説明

ドアミラー制御装置

【課題】時定数回路部が備えるコンデンサの放電を早期に終了させることにより、ドアミラーが再作動しないといった事態を抑制する。
【解決手段】ドアミラー制御装置は、抵抗R5とコンデンサC3と抵抗R6との直列回路で構成される時定数回路部2の放電を行う第1および第2の放電回路部を備えている。ここで、第1の放電回路部8は、抵抗R5とコンデンサC3との直列回路に対して並列的に設置される、ダイオードD1と抵抗R7(<抵抗R5,R6)との直列回路を含み、第2の放電回路部9は、抵抗R6とコンデンサC3との直列回路に対して並列的に設置される、ダイオードD2と抵抵抗R8(<抵抗R5,R6)との直列回路を含んでいる。

【発明の詳細な説明】
【技術分野】
【0001】
本発明は、ドアミラー制御装置に関する。

**記述問題**
上に示したドアミラー制御装置の文書を、全文そのまま改変せずに書き写してください。

**表示情報**
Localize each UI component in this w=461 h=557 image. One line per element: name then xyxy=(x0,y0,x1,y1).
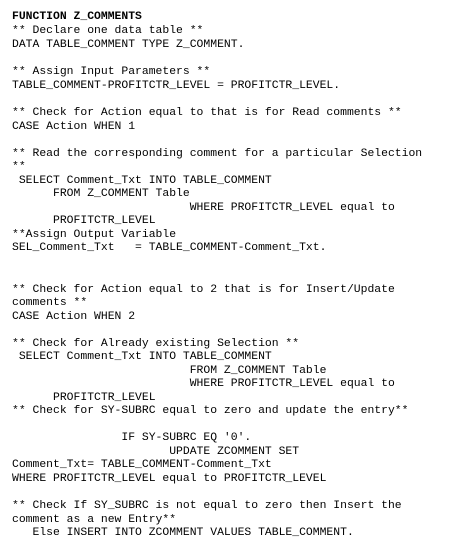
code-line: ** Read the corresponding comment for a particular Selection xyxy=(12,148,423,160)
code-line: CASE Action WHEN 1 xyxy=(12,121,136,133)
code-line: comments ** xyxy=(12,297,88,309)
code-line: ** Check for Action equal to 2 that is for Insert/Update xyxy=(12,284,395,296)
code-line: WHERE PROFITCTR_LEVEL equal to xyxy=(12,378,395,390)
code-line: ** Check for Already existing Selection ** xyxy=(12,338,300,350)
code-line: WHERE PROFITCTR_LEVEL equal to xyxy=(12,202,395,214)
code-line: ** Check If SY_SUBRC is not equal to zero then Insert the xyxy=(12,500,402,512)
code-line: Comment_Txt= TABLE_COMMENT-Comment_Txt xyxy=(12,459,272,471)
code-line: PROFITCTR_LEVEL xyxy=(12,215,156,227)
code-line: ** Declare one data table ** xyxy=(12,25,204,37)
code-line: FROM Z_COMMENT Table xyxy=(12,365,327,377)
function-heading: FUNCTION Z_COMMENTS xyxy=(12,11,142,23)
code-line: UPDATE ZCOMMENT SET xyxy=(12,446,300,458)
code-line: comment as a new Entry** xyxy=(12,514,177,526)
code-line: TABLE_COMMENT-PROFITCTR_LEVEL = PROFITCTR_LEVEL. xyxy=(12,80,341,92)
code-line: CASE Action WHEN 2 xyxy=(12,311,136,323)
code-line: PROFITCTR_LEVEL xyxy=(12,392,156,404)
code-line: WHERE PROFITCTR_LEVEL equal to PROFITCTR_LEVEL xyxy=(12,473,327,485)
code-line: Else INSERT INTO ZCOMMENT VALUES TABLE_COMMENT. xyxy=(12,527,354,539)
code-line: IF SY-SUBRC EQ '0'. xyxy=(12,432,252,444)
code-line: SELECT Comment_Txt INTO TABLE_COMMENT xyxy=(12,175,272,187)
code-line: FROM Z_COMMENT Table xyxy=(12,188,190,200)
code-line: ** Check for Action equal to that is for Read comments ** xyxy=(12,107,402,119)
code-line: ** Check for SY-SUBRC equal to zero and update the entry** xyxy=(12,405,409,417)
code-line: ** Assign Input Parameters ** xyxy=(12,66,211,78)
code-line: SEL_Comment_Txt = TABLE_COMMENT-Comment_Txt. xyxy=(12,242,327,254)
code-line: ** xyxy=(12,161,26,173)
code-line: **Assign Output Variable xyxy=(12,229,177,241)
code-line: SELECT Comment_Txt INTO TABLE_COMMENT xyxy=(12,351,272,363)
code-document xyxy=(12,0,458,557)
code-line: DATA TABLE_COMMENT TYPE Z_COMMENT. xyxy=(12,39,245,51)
---
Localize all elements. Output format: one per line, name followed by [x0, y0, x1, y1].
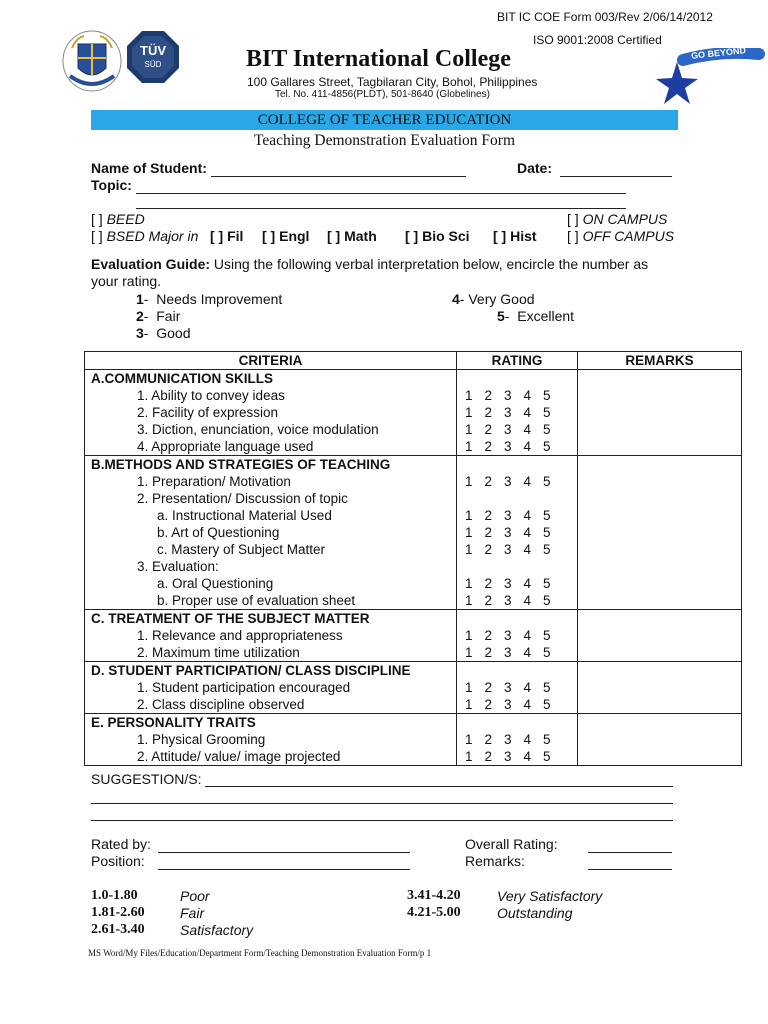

**課題の解答**
説明

ドアミラー制御装置

【課題】時定数回路部が備えるコンデンサの放電を早期に終了させることにより、ドアミラーが再作動しないといった事態を抑制する。
【解決手段】ドアミラー制御装置は、抵抗R5とコンデンサC3と抵抗R6との直列回路で構成される時定数回路部2の放電を行う第1および第2の放電回路部を備えている。ここで、第1の放電回路部8は、抵抗R5とコンデンサC3との直列回路に対して並列的に設置される、ダイオードD1と抵抗R7(<抵抗R5,R6)との直列回路を含み、第2の放電回路部9は、抵抗R6とコンデンサC3との直列回路に対して並列的に設置される、ダイオードD2と抵抵抗R8(<抵抗R5,R6)との直列回路を含んでいる。

【発明の詳細な説明】
【技術分野】
【0001】
本発明は、ドアミラー制御装置に関する。